* START Given information *

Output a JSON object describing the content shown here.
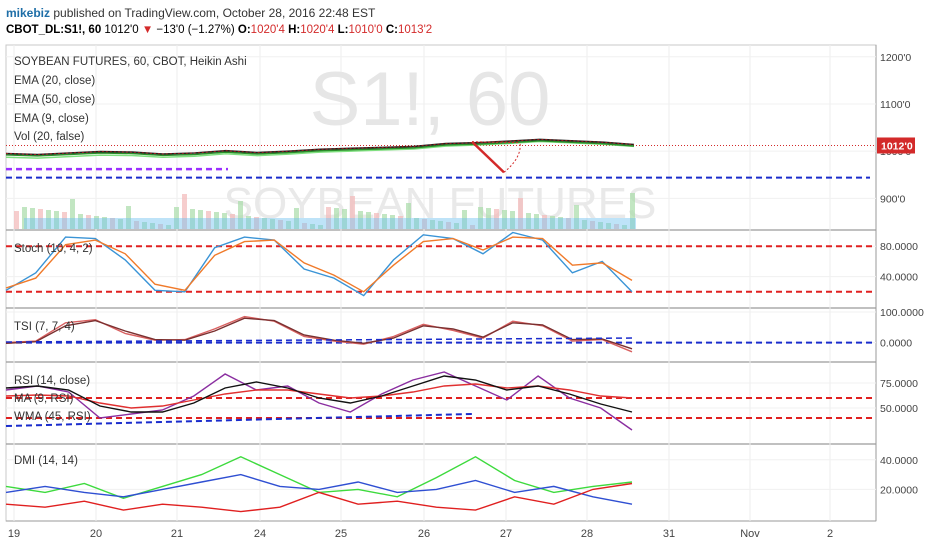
{
  "header": {
    "user": "mikebiz",
    "published": "published on TradingView.com, October 28, 2016 22:48 EST",
    "symbol": "CBOT_DL:S1!, 60",
    "last": "1012'0",
    "change_arrow": "▼",
    "change": "−13'0 (−1.27%)",
    "open_label": "O:",
    "open": "1020'4",
    "high_label": "H:",
    "high": "1020'4",
    "low_label": "L:",
    "low": "1010'0",
    "close_label": "C:",
    "close": "1013'2"
  },
  "colors": {
    "down": "#d32a2a",
    "ema20": "#2a8f2a",
    "ema50": "#7fe07f",
    "ema9": "#b71c1c",
    "stoch_k": "#3a94d6",
    "stoch_d": "#f07a2a",
    "tsi": "#d96060",
    "tsi_sig": "#7a3030",
    "rsi": "#8a2ea0",
    "rsi_ma": "#e03030",
    "rsi_wma": "#111111",
    "dmi_plus": "#2f4fd2",
    "dmi_minus": "#e02020",
    "adx": "#3dda3d",
    "guide_red": "#e02020",
    "guide_blue": "#1a2ccc",
    "purple": "#9b30ff"
  },
  "chart_data": [
    {
      "type": "line",
      "title": "SOYBEAN FUTURES, 60, CBOT, Heikin Ashi",
      "watermark": [
        "S1!, 60",
        "SOYBEAN FUTURES"
      ],
      "legend": [
        "EMA (20, close)",
        "EMA (50, close)",
        "EMA (9, close)",
        "Vol (20, false)"
      ],
      "yticks": [
        "1200'0",
        "1100'0",
        "1000'0",
        "900'0"
      ],
      "ytick_values": [
        1200,
        1100,
        1000,
        900
      ],
      "ylim": [
        835,
        1225
      ],
      "last_price": "1012'0",
      "last_price_value": 1012,
      "series": [
        {
          "values": [
            995,
            993,
            996,
            999,
            998,
            994,
            996,
            1001,
            997,
            1000,
            1004,
            1006,
            1008,
            1010,
            1016,
            1018,
            1021,
            1025,
            1022,
            1019,
            1014
          ]
        }
      ],
      "dashed_level": 944,
      "purple_level": 962
    },
    {
      "type": "line",
      "legend": "Stoch (10, 4, 2)",
      "yticks": [
        "80.0000",
        "40.0000"
      ],
      "ytick_values": [
        80,
        40
      ],
      "ylim": [
        0,
        100
      ],
      "levels": [
        80,
        20
      ],
      "series": [
        {
          "name": "%K",
          "values": [
            22,
            45,
            92,
            90,
            62,
            22,
            20,
            78,
            92,
            88,
            50,
            38,
            15,
            62,
            95,
            90,
            70,
            98,
            88,
            45,
            60,
            20
          ]
        },
        {
          "name": "%D",
          "values": [
            25,
            38,
            82,
            88,
            70,
            30,
            22,
            68,
            86,
            88,
            58,
            42,
            20,
            55,
            86,
            90,
            75,
            92,
            90,
            55,
            58,
            35
          ]
        }
      ]
    },
    {
      "type": "line",
      "legend": "TSI (7, 7, 4)",
      "yticks": [
        "100.0000",
        "0.0000"
      ],
      "ytick_values": [
        100,
        0
      ],
      "ylim": [
        -60,
        110
      ],
      "levels": [
        0
      ],
      "series": [
        {
          "name": "TSI",
          "values": [
            0,
            5,
            65,
            75,
            30,
            8,
            10,
            45,
            85,
            70,
            20,
            5,
            -5,
            20,
            60,
            40,
            15,
            70,
            55,
            5,
            10,
            -30
          ]
        },
        {
          "name": "Signal",
          "values": [
            -2,
            3,
            55,
            72,
            38,
            10,
            8,
            38,
            80,
            72,
            25,
            8,
            -2,
            15,
            55,
            45,
            18,
            65,
            58,
            10,
            12,
            -20
          ]
        }
      ]
    },
    {
      "type": "line",
      "legend": [
        "RSI (14, close)",
        "MA (9, RSI)",
        "WMA (45, RSI)"
      ],
      "yticks": [
        "75.0000",
        "50.0000"
      ],
      "ytick_values": [
        75,
        50
      ],
      "ylim": [
        15,
        95
      ],
      "levels": [
        60,
        40
      ],
      "series": [
        {
          "name": "RSI",
          "values": [
            68,
            72,
            66,
            40,
            44,
            48,
            62,
            84,
            68,
            72,
            55,
            46,
            64,
            78,
            86,
            72,
            58,
            82,
            60,
            50,
            28
          ]
        },
        {
          "name": "MA",
          "values": [
            62,
            63,
            62,
            55,
            50,
            52,
            58,
            64,
            68,
            68,
            64,
            60,
            62,
            66,
            72,
            74,
            70,
            72,
            68,
            62,
            60
          ]
        },
        {
          "name": "WMA",
          "values": [
            70,
            72,
            68,
            52,
            46,
            46,
            55,
            70,
            76,
            70,
            60,
            55,
            62,
            72,
            82,
            78,
            68,
            72,
            64,
            54,
            46
          ]
        }
      ]
    },
    {
      "type": "line",
      "legend": "DMI (14, 14)",
      "yticks": [
        "40.0000",
        "20.0000"
      ],
      "ytick_values": [
        40,
        20
      ],
      "ylim": [
        0,
        50
      ],
      "series": [
        {
          "name": "ADX",
          "values": [
            22,
            18,
            24,
            14,
            22,
            30,
            42,
            30,
            18,
            20,
            15,
            28,
            42,
            26,
            18,
            22,
            25
          ]
        },
        {
          "name": "+DI",
          "values": [
            18,
            22,
            18,
            15,
            20,
            25,
            30,
            22,
            20,
            25,
            18,
            20,
            26,
            18,
            22,
            15,
            10
          ]
        },
        {
          "name": "-DI",
          "values": [
            10,
            8,
            12,
            6,
            10,
            8,
            5,
            8,
            18,
            10,
            12,
            8,
            6,
            15,
            10,
            20,
            24
          ]
        }
      ]
    }
  ],
  "xaxis": {
    "labels": [
      "19",
      "20",
      "21",
      "24",
      "25",
      "26",
      "27",
      "28",
      "31",
      "Nov",
      "2"
    ]
  }
}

* END Given information *

## [Directions]
Output the lines above in full and exactly as given, omitting any pictures.

## [Expected answer]
Output a JSON object describing the content shown here.
{
  "header": {
    "user": "mikebiz",
    "published": "published on TradingView.com, October 28, 2016 22:48 EST",
    "symbol": "CBOT_DL:S1!, 60",
    "last": "1012'0",
    "change_arrow": "▼",
    "change": "−13'0 (−1.27%)",
    "open_label": "O:",
    "open": "1020'4",
    "high_label": "H:",
    "high": "1020'4",
    "low_label": "L:",
    "low": "1010'0",
    "close_label": "C:",
    "close": "1013'2"
  },
  "colors": {
    "down": "#d32a2a",
    "ema20": "#2a8f2a",
    "ema50": "#7fe07f",
    "ema9": "#b71c1c",
    "stoch_k": "#3a94d6",
    "stoch_d": "#f07a2a",
    "tsi": "#d96060",
    "tsi_sig": "#7a3030",
    "rsi": "#8a2ea0",
    "rsi_ma": "#e03030",
    "rsi_wma": "#111111",
    "dmi_plus": "#2f4fd2",
    "dmi_minus": "#e02020",
    "adx": "#3dda3d",
    "guide_red": "#e02020",
    "guide_blue": "#1a2ccc",
    "purple": "#9b30ff"
  },
  "chart_data": [
    {
      "type": "line",
      "title": "SOYBEAN FUTURES, 60, CBOT, Heikin Ashi",
      "watermark": [
        "S1!, 60",
        "SOYBEAN FUTURES"
      ],
      "legend": [
        "EMA (20, close)",
        "EMA (50, close)",
        "EMA (9, close)",
        "Vol (20, false)"
      ],
      "yticks": [
        "1200'0",
        "1100'0",
        "1000'0",
        "900'0"
      ],
      "ytick_values": [
        1200,
        1100,
        1000,
        900
      ],
      "ylim": [
        835,
        1225
      ],
      "last_price": "1012'0",
      "last_price_value": 1012,
      "series": [
        {
          "values": [
            995,
            993,
            996,
            999,
            998,
            994,
            996,
            1001,
            997,
            1000,
            1004,
            1006,
            1008,
            1010,
            1016,
            1018,
            1021,
            1025,
            1022,
            1019,
            1014
          ]
        }
      ],
      "dashed_level": 944,
      "purple_level": 962
    },
    {
      "type": "line",
      "legend": "Stoch (10, 4, 2)",
      "yticks": [
        "80.0000",
        "40.0000"
      ],
      "ytick_values": [
        80,
        40
      ],
      "ylim": [
        0,
        100
      ],
      "levels": [
        80,
        20
      ],
      "series": [
        {
          "name": "%K",
          "values": [
            22,
            45,
            92,
            90,
            62,
            22,
            20,
            78,
            92,
            88,
            50,
            38,
            15,
            62,
            95,
            90,
            70,
            98,
            88,
            45,
            60,
            20
          ]
        },
        {
          "name": "%D",
          "values": [
            25,
            38,
            82,
            88,
            70,
            30,
            22,
            68,
            86,
            88,
            58,
            42,
            20,
            55,
            86,
            90,
            75,
            92,
            90,
            55,
            58,
            35
          ]
        }
      ]
    },
    {
      "type": "line",
      "legend": "TSI (7, 7, 4)",
      "yticks": [
        "100.0000",
        "0.0000"
      ],
      "ytick_values": [
        100,
        0
      ],
      "ylim": [
        -60,
        110
      ],
      "levels": [
        0
      ],
      "series": [
        {
          "name": "TSI",
          "values": [
            0,
            5,
            65,
            75,
            30,
            8,
            10,
            45,
            85,
            70,
            20,
            5,
            -5,
            20,
            60,
            40,
            15,
            70,
            55,
            5,
            10,
            -30
          ]
        },
        {
          "name": "Signal",
          "values": [
            -2,
            3,
            55,
            72,
            38,
            10,
            8,
            38,
            80,
            72,
            25,
            8,
            -2,
            15,
            55,
            45,
            18,
            65,
            58,
            10,
            12,
            -20
          ]
        }
      ]
    },
    {
      "type": "line",
      "legend": [
        "RSI (14, close)",
        "MA (9, RSI)",
        "WMA (45, RSI)"
      ],
      "yticks": [
        "75.0000",
        "50.0000"
      ],
      "ytick_values": [
        75,
        50
      ],
      "ylim": [
        15,
        95
      ],
      "levels": [
        60,
        40
      ],
      "series": [
        {
          "name": "RSI",
          "values": [
            68,
            72,
            66,
            40,
            44,
            48,
            62,
            84,
            68,
            72,
            55,
            46,
            64,
            78,
            86,
            72,
            58,
            82,
            60,
            50,
            28
          ]
        },
        {
          "name": "MA",
          "values": [
            62,
            63,
            62,
            55,
            50,
            52,
            58,
            64,
            68,
            68,
            64,
            60,
            62,
            66,
            72,
            74,
            70,
            72,
            68,
            62,
            60
          ]
        },
        {
          "name": "WMA",
          "values": [
            70,
            72,
            68,
            52,
            46,
            46,
            55,
            70,
            76,
            70,
            60,
            55,
            62,
            72,
            82,
            78,
            68,
            72,
            64,
            54,
            46
          ]
        }
      ]
    },
    {
      "type": "line",
      "legend": "DMI (14, 14)",
      "yticks": [
        "40.0000",
        "20.0000"
      ],
      "ytick_values": [
        40,
        20
      ],
      "ylim": [
        0,
        50
      ],
      "series": [
        {
          "name": "ADX",
          "values": [
            22,
            18,
            24,
            14,
            22,
            30,
            42,
            30,
            18,
            20,
            15,
            28,
            42,
            26,
            18,
            22,
            25
          ]
        },
        {
          "name": "+DI",
          "values": [
            18,
            22,
            18,
            15,
            20,
            25,
            30,
            22,
            20,
            25,
            18,
            20,
            26,
            18,
            22,
            15,
            10
          ]
        },
        {
          "name": "-DI",
          "values": [
            10,
            8,
            12,
            6,
            10,
            8,
            5,
            8,
            18,
            10,
            12,
            8,
            6,
            15,
            10,
            20,
            24
          ]
        }
      ]
    }
  ],
  "xaxis": {
    "labels": [
      "19",
      "20",
      "21",
      "24",
      "25",
      "26",
      "27",
      "28",
      "31",
      "Nov",
      "2"
    ]
  }
}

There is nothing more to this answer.